(Figure dataset records):
☆ ☆ ☆ ☆ ☆ ☆ ☆
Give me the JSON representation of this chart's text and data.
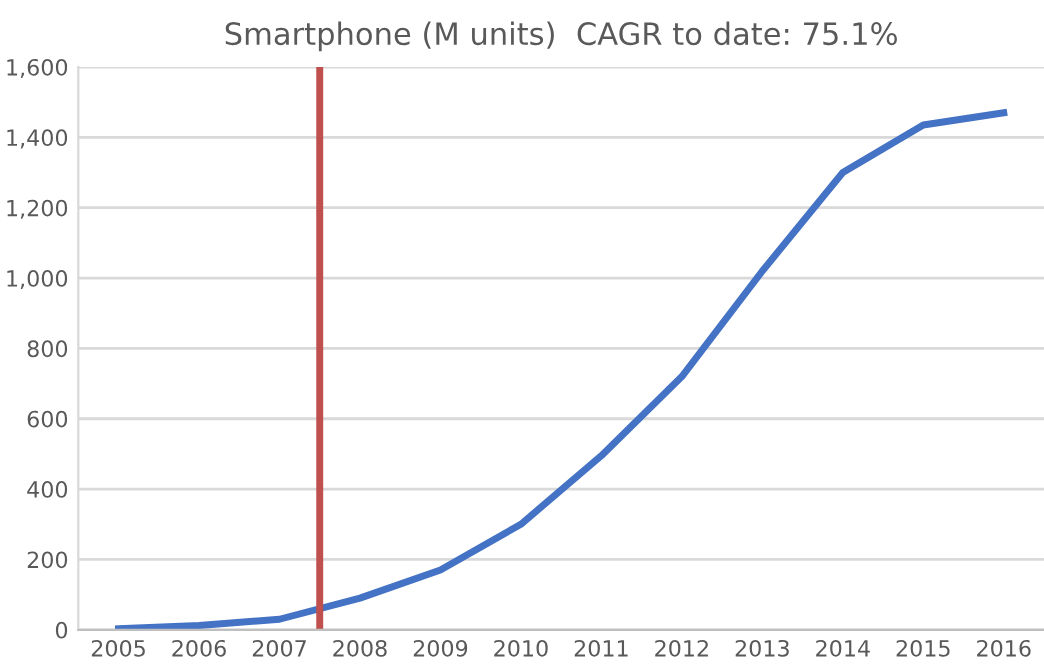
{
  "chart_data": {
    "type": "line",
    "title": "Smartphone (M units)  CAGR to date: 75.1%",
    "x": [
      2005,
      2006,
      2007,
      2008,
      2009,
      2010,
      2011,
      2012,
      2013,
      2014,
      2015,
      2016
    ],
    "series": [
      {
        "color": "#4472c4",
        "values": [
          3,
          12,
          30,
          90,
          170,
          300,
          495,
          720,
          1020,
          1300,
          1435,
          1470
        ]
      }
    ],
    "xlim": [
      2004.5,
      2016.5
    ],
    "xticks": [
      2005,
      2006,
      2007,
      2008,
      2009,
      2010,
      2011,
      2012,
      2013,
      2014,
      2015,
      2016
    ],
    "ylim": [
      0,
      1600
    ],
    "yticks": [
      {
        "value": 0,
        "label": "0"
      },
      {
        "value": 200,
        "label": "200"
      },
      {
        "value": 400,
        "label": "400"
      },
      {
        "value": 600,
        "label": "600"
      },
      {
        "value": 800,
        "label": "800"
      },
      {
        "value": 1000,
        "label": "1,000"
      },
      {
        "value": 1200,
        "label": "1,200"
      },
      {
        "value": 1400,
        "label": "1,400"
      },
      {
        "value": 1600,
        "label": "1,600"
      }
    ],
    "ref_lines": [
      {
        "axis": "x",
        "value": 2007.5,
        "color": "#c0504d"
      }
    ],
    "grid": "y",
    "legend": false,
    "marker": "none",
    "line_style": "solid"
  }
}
☆ ☆ ☆ ☆ ☆ ☆ ☆
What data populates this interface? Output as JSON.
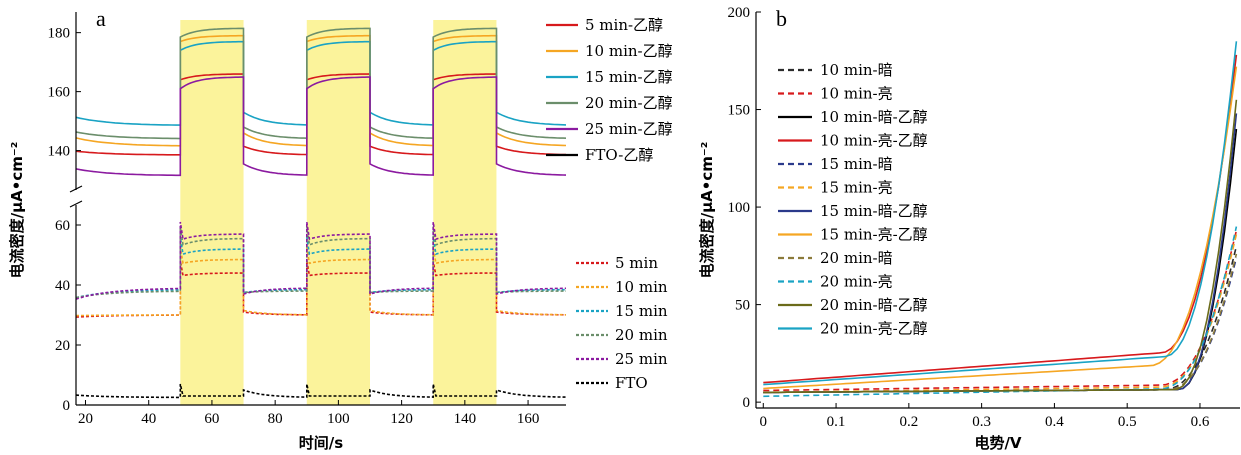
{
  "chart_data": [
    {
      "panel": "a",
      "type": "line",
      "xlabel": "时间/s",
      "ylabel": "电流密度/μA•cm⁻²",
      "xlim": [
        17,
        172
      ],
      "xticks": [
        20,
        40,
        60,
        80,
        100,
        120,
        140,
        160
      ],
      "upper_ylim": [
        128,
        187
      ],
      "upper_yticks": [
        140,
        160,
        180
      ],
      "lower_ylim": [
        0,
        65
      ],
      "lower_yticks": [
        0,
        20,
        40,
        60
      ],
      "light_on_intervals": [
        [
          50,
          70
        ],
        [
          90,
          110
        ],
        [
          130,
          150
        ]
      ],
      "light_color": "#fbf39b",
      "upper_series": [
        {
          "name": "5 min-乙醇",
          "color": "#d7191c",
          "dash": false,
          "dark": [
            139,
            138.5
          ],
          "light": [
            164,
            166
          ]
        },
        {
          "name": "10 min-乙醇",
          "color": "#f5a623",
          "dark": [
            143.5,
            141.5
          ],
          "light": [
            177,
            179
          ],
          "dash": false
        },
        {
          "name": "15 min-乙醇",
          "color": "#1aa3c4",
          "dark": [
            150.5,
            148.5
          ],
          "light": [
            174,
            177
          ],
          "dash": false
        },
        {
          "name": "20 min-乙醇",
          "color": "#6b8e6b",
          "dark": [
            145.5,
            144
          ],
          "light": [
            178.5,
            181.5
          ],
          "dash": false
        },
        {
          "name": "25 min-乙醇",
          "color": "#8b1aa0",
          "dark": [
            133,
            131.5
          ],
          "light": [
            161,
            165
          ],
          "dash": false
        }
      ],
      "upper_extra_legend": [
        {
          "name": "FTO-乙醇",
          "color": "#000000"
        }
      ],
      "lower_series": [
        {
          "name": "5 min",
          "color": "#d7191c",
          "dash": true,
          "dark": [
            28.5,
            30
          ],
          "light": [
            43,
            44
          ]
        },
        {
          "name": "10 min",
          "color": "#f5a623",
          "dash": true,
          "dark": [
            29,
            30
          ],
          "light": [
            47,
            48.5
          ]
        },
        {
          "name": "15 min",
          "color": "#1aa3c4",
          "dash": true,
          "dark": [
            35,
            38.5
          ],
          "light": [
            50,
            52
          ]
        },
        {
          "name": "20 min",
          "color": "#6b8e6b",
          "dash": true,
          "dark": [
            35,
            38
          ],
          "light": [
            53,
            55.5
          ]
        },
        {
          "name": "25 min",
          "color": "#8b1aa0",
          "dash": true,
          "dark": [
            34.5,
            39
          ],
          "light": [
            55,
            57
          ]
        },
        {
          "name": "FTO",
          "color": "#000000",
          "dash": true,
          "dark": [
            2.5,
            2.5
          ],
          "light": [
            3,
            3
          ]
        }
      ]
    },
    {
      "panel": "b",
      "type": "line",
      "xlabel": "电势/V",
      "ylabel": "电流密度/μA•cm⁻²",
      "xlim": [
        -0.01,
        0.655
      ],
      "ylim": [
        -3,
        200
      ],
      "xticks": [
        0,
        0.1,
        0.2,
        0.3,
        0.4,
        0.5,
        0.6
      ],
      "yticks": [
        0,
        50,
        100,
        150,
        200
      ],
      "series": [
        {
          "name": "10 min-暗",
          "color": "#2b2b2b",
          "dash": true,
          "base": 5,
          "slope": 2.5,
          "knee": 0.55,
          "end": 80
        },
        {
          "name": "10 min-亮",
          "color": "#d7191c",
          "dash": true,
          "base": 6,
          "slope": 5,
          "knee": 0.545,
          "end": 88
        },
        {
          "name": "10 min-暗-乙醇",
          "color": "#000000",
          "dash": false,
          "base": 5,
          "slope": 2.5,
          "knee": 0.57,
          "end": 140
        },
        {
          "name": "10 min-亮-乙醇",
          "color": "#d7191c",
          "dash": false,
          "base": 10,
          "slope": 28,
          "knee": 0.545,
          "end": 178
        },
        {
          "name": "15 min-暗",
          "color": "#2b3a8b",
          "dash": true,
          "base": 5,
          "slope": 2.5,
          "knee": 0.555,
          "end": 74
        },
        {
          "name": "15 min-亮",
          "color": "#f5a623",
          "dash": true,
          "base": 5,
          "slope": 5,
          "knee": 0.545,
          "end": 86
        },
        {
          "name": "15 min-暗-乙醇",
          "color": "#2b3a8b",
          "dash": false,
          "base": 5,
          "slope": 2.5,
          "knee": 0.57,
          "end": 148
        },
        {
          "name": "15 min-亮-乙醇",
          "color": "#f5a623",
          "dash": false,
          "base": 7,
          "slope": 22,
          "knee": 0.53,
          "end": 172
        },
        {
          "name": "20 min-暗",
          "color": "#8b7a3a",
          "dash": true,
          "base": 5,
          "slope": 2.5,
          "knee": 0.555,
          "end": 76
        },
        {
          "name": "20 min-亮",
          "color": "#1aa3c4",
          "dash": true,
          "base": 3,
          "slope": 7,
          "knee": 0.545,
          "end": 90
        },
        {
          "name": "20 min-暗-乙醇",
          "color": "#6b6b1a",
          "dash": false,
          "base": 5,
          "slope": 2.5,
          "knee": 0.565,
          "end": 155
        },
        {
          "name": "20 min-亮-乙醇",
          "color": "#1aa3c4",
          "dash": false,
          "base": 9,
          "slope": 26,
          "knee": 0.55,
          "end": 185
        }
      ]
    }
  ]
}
☆ ☆ ☆ ☆ ☆ ☆ ☆
(DO THIS): Where a line holds the string "JSON", copy that line.

(TASK RESPONSE):
Give me the JSON representation of this chart's text and data.
What data populates this interface? Output as JSON.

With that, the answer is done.